Stored data entries:

○ ○ ○ ○ ○

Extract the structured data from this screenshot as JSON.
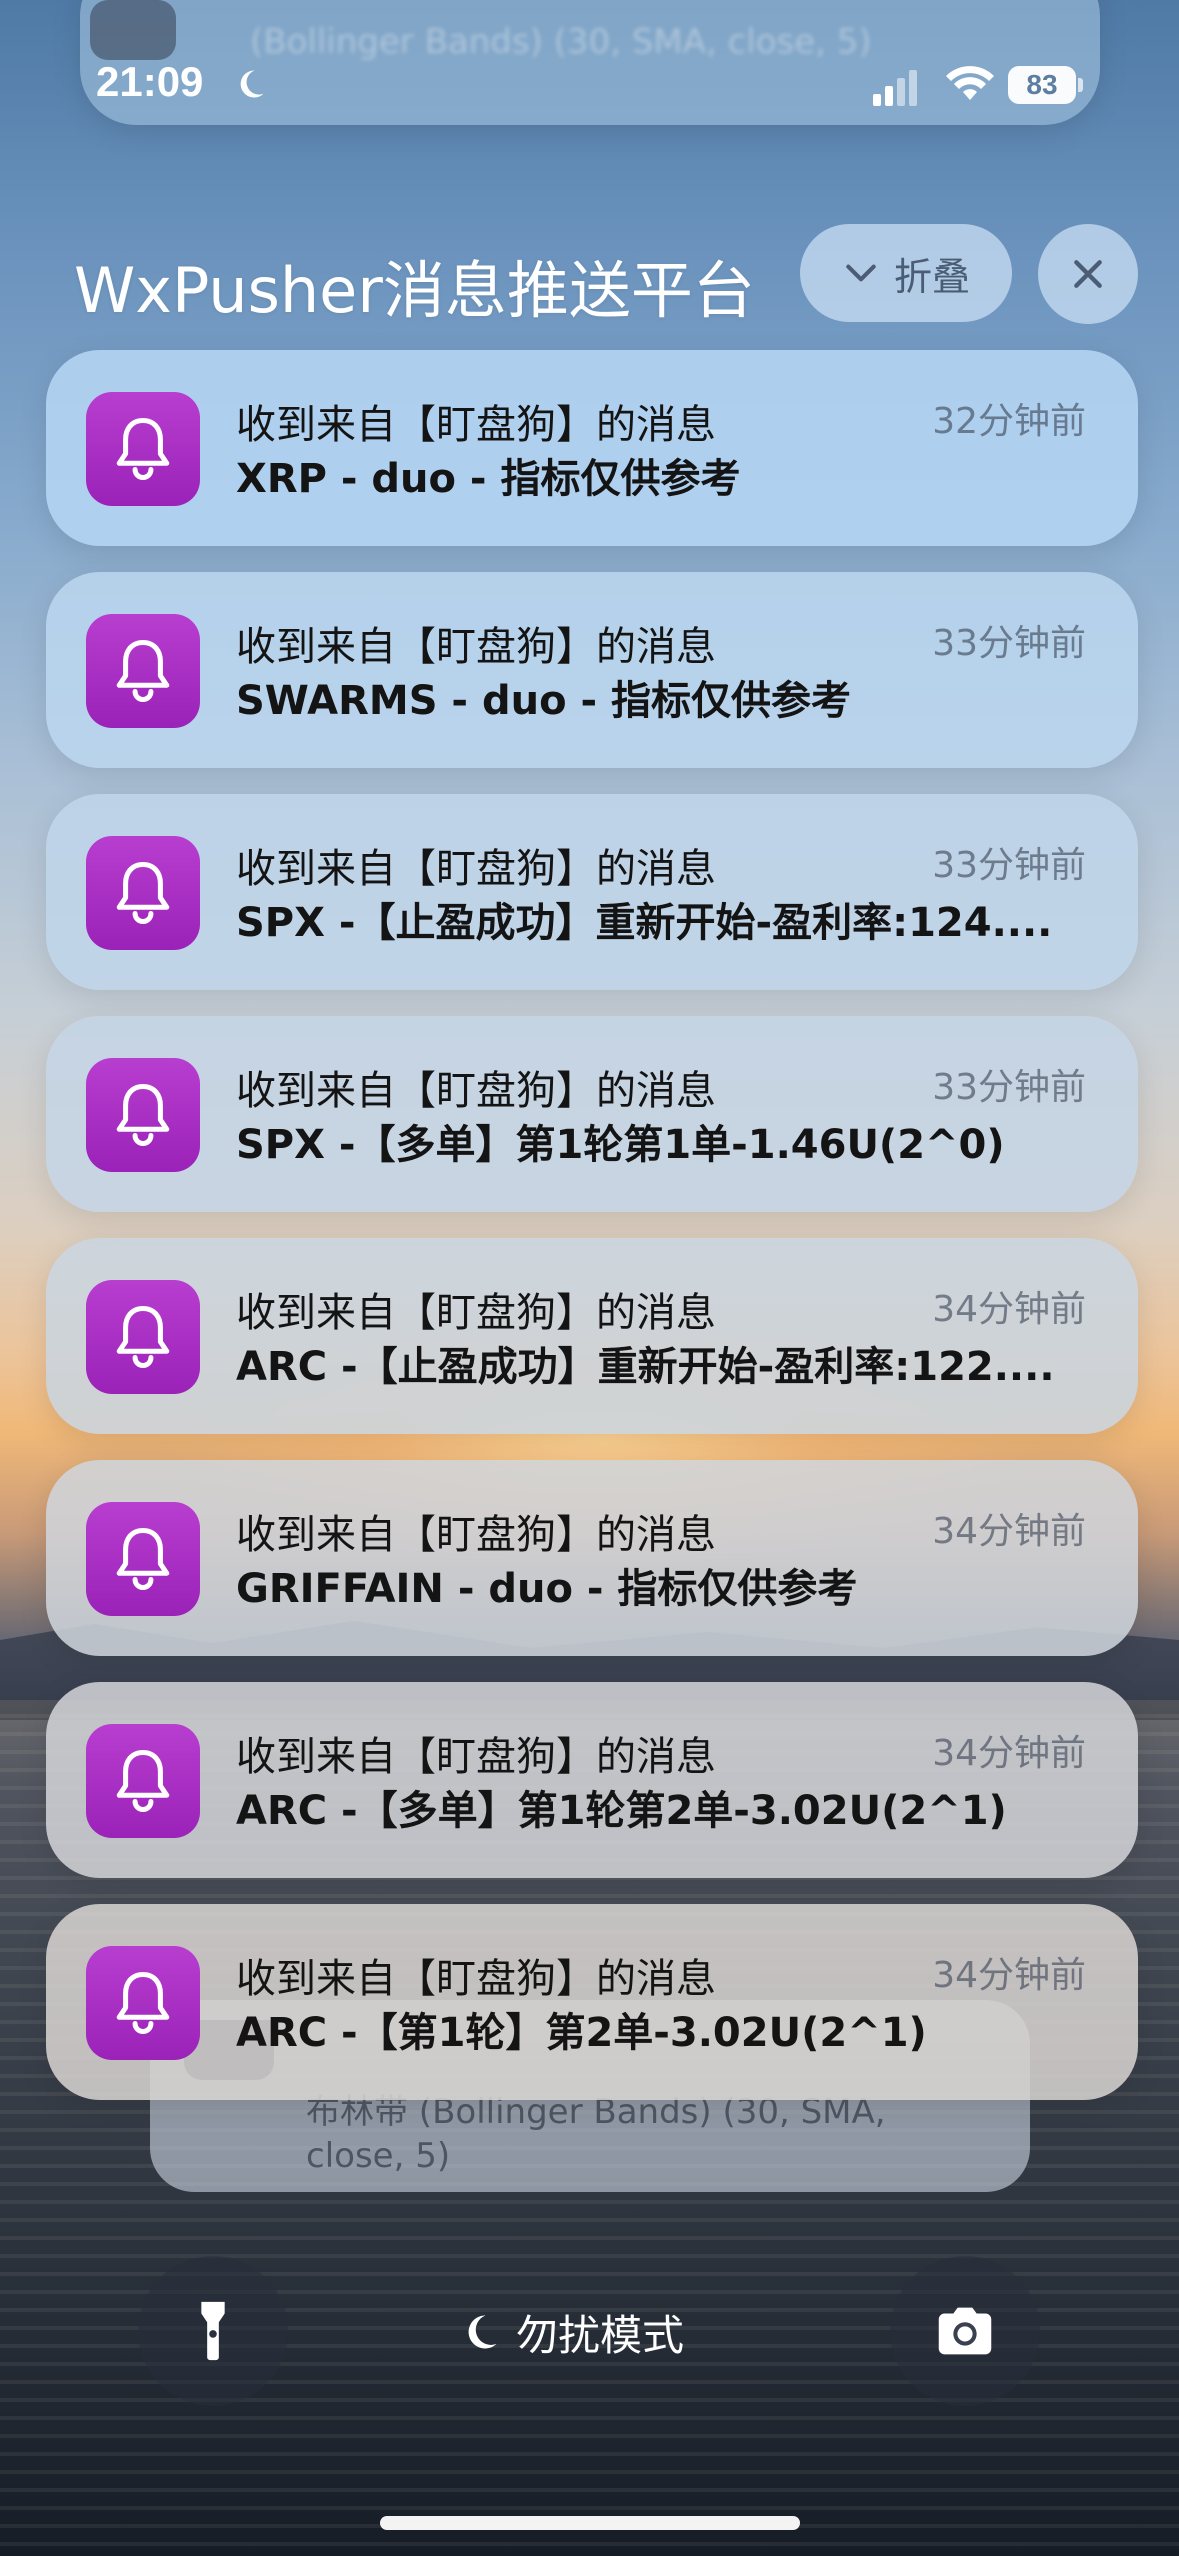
{
  "status_bar": {
    "time": "21:09",
    "battery": "83"
  },
  "group": {
    "title": "WxPusher消息推送平台",
    "collapse_label": "折叠"
  },
  "notifications": [
    {
      "title": "收到来自【盯盘狗】的消息",
      "body": "XRP - duo - 指标仅供参考",
      "time": "32分钟前"
    },
    {
      "title": "收到来自【盯盘狗】的消息",
      "body": "SWARMS - duo - 指标仅供参考",
      "time": "33分钟前"
    },
    {
      "title": "收到来自【盯盘狗】的消息",
      "body": "SPX -【止盈成功】重新开始-盈利率:124....",
      "time": "33分钟前"
    },
    {
      "title": "收到来自【盯盘狗】的消息",
      "body": "SPX -【多单】第1轮第1单-1.46U(2^0)",
      "time": "33分钟前"
    },
    {
      "title": "收到来自【盯盘狗】的消息",
      "body": "ARC -【止盈成功】重新开始-盈利率:122....",
      "time": "34分钟前"
    },
    {
      "title": "收到来自【盯盘狗】的消息",
      "body": "GRIFFAIN - duo - 指标仅供参考",
      "time": "34分钟前"
    },
    {
      "title": "收到来自【盯盘狗】的消息",
      "body": "ARC -【多单】第1轮第2单-3.02U(2^1)",
      "time": "34分钟前"
    },
    {
      "title": "收到来自【盯盘狗】的消息",
      "body": "ARC -【第1轮】第2单-3.02U(2^1)",
      "time": "34分钟前"
    }
  ],
  "top_banner": {
    "text": "(Bollinger Bands) (30, SMA, close, 5)"
  },
  "stacked_notification": {
    "text": "布林带 (Bollinger Bands) (30, SMA, close, 5)"
  },
  "focus": {
    "label": "勿扰模式"
  },
  "colors": {
    "app_icon": "#a52fc4",
    "card_tint_top": "#b7d6f4",
    "card_tint_bottom": "#d8d4d2"
  },
  "icons": {
    "app": "bell-icon",
    "flashlight": "flashlight-icon",
    "camera": "camera-icon",
    "focus": "moon-icon"
  }
}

○ ○ ○ ○ ○

EXERCISE INSTRUCTIONS: Say, as a single number and nothing more, how many lines of the entries contain the word "重新开始".

RESULT BELOW: 2